## GIVEN EXERCISE
Find and copy every line in the records that includes the string "COMPLETE".

## INPUT DATA

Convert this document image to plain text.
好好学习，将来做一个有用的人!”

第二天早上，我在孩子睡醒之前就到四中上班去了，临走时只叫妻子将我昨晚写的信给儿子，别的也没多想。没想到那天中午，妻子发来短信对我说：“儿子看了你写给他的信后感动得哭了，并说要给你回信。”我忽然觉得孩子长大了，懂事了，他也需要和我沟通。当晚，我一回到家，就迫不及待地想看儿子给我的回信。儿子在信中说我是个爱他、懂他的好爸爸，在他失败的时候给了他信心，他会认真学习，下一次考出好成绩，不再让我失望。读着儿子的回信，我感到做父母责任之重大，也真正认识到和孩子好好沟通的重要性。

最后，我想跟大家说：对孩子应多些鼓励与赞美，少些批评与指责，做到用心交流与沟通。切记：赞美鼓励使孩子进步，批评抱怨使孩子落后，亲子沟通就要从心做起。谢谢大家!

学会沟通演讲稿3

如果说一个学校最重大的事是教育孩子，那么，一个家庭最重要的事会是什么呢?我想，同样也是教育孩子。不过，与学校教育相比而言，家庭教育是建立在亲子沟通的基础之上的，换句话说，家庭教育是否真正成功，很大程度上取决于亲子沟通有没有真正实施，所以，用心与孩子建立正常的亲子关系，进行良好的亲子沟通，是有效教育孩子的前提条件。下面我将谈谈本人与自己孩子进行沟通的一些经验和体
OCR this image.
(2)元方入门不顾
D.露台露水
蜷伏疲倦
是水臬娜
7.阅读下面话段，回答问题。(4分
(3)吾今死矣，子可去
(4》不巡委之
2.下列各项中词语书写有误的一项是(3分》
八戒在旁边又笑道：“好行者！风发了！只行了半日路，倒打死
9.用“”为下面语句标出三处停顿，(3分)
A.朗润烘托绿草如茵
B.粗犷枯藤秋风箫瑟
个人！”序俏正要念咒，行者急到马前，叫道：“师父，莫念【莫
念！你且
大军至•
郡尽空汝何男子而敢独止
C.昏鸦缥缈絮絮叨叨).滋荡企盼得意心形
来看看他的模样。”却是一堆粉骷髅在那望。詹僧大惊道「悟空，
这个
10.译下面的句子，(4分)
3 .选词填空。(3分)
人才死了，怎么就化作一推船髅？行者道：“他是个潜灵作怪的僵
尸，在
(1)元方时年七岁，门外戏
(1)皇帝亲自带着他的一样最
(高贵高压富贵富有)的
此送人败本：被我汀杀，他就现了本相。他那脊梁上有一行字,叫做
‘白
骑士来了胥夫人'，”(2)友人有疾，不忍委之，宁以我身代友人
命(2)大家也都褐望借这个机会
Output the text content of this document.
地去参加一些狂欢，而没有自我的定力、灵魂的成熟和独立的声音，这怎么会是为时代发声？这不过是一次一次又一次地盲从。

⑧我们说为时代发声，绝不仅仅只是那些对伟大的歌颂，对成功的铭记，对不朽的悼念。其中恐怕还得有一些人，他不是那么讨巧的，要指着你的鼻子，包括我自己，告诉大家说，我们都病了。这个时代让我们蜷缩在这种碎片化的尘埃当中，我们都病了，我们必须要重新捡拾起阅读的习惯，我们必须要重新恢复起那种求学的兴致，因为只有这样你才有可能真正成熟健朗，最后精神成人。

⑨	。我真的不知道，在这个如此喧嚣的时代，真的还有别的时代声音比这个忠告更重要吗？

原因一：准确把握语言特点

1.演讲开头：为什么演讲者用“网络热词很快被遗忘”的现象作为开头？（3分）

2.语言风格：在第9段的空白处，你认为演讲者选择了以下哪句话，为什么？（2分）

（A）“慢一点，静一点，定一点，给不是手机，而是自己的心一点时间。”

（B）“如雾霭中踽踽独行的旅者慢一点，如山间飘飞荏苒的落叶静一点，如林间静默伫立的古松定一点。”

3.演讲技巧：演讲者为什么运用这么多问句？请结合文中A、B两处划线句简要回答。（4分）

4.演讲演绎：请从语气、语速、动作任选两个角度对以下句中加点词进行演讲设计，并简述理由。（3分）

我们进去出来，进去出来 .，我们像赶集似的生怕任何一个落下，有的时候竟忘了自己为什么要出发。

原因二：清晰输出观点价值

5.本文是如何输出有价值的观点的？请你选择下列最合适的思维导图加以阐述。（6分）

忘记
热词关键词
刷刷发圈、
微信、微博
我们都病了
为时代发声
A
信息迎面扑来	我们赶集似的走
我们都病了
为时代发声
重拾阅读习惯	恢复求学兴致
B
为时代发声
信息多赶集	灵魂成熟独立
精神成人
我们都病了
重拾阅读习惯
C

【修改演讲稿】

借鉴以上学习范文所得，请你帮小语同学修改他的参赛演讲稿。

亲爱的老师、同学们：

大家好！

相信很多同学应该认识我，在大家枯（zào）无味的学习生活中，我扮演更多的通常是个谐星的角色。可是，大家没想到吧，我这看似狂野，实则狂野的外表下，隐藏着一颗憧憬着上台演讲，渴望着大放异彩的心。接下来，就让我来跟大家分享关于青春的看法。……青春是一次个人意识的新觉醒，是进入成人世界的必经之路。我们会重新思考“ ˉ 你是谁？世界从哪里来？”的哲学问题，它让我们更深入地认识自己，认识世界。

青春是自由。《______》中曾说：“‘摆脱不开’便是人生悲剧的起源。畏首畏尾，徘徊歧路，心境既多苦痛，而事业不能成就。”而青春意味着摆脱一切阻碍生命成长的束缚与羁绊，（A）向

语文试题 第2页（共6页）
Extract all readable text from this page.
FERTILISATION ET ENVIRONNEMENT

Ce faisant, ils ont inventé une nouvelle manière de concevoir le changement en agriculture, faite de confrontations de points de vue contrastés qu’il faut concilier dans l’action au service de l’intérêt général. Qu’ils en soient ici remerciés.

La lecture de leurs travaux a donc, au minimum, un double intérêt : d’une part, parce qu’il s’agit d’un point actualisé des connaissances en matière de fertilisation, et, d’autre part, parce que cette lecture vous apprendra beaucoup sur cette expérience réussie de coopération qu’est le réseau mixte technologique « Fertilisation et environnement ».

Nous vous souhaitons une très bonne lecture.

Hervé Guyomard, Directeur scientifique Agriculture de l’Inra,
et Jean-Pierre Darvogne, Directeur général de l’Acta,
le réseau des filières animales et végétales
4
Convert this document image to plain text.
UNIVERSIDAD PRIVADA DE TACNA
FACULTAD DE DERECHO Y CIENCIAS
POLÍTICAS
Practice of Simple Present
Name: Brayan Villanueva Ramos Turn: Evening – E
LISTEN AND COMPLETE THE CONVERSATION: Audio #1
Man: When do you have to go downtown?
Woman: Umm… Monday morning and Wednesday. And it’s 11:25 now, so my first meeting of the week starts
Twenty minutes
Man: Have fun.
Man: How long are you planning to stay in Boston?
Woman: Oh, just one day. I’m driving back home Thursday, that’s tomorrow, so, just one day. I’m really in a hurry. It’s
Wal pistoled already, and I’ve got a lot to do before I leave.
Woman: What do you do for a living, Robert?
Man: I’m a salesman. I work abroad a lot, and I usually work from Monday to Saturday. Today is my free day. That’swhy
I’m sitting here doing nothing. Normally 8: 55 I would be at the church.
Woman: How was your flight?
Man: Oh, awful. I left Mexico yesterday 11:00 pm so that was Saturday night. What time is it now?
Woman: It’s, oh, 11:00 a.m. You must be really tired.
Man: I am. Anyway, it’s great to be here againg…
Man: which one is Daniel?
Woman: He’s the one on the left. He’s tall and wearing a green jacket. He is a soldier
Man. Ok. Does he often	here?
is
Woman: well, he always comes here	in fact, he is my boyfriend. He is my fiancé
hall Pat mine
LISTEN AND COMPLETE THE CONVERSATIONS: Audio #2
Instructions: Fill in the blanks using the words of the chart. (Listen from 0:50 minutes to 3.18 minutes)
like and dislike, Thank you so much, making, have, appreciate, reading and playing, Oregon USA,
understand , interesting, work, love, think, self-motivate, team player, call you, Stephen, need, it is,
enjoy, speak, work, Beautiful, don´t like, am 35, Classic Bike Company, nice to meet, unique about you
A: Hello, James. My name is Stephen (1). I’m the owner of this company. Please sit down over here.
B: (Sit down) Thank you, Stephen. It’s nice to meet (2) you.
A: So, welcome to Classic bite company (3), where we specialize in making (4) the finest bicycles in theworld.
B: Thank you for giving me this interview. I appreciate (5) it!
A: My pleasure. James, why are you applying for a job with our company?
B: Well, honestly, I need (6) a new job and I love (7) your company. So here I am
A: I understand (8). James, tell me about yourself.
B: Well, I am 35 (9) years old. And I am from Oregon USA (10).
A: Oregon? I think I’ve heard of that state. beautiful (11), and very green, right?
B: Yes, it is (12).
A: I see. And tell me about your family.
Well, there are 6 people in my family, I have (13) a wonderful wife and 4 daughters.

## EXERCISE SOLUTION
LISTEN AND COMPLETE THE CONVERSATION: Audio #1
LISTEN AND COMPLETE THE CONVERSATIONS: Audio #2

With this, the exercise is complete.